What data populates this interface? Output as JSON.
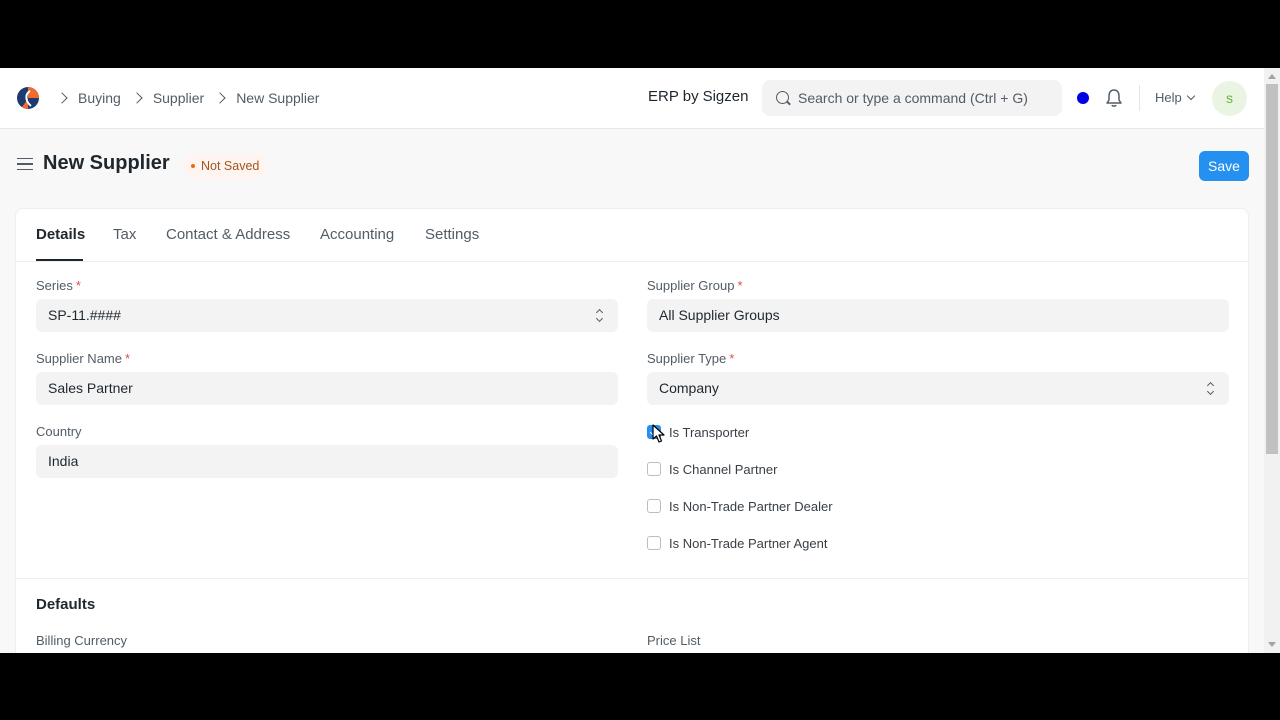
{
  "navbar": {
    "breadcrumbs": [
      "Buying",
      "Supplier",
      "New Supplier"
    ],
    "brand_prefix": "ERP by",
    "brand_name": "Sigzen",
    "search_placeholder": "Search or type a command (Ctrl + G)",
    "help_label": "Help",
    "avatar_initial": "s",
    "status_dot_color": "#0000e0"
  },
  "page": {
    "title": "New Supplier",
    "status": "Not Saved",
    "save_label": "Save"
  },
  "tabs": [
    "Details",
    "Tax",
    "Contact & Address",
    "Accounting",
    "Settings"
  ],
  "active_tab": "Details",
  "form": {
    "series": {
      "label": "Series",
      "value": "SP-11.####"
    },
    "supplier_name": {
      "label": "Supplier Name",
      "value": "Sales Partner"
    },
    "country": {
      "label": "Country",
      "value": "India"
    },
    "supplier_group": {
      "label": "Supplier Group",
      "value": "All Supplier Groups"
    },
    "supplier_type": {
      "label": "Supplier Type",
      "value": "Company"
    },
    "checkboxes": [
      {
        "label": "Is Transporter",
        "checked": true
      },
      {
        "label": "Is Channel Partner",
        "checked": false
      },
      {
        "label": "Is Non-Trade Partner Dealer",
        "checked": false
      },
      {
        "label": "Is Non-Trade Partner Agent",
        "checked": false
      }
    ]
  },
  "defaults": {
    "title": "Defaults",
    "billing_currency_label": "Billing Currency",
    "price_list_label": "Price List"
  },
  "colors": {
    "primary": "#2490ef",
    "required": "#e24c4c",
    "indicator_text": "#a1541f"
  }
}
☆ ☆ ☆ ☆
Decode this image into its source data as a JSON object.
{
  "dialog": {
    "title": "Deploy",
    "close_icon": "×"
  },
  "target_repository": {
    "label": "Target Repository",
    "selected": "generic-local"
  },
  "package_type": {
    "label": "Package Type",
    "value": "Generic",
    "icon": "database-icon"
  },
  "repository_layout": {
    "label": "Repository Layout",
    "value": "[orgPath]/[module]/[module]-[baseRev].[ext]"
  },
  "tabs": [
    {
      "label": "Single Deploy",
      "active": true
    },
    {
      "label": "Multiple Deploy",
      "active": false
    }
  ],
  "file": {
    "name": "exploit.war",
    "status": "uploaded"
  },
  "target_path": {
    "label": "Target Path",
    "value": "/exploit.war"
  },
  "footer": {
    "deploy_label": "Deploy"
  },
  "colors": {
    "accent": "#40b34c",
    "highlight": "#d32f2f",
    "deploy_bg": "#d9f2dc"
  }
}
☆ ☆ ☆ ☆
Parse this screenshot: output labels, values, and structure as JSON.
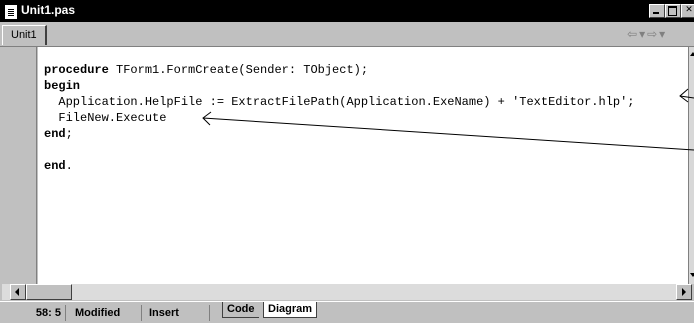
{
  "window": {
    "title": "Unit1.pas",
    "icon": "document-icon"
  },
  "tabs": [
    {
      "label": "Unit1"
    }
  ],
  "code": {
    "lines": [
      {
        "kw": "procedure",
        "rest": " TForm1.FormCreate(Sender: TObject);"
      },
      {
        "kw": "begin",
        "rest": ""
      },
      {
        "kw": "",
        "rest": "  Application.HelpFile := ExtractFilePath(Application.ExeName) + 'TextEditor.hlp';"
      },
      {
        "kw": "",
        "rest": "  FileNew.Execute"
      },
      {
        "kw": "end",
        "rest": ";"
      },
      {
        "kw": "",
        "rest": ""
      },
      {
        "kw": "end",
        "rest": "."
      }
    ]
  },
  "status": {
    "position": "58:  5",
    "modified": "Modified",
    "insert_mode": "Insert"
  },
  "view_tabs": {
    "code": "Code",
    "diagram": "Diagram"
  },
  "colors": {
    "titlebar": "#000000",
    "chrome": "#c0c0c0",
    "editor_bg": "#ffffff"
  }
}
☆ ☆ ☆ ☆
> Your goal
Go through the entries above and copy every line containing "Partner".

> Solved exercise
      "value": "Sales Partner"
        "label": "Is Channel Partner",
        "label": "Is Non-Trade Partner Dealer",
        "label": "Is Non-Trade Partner Agent",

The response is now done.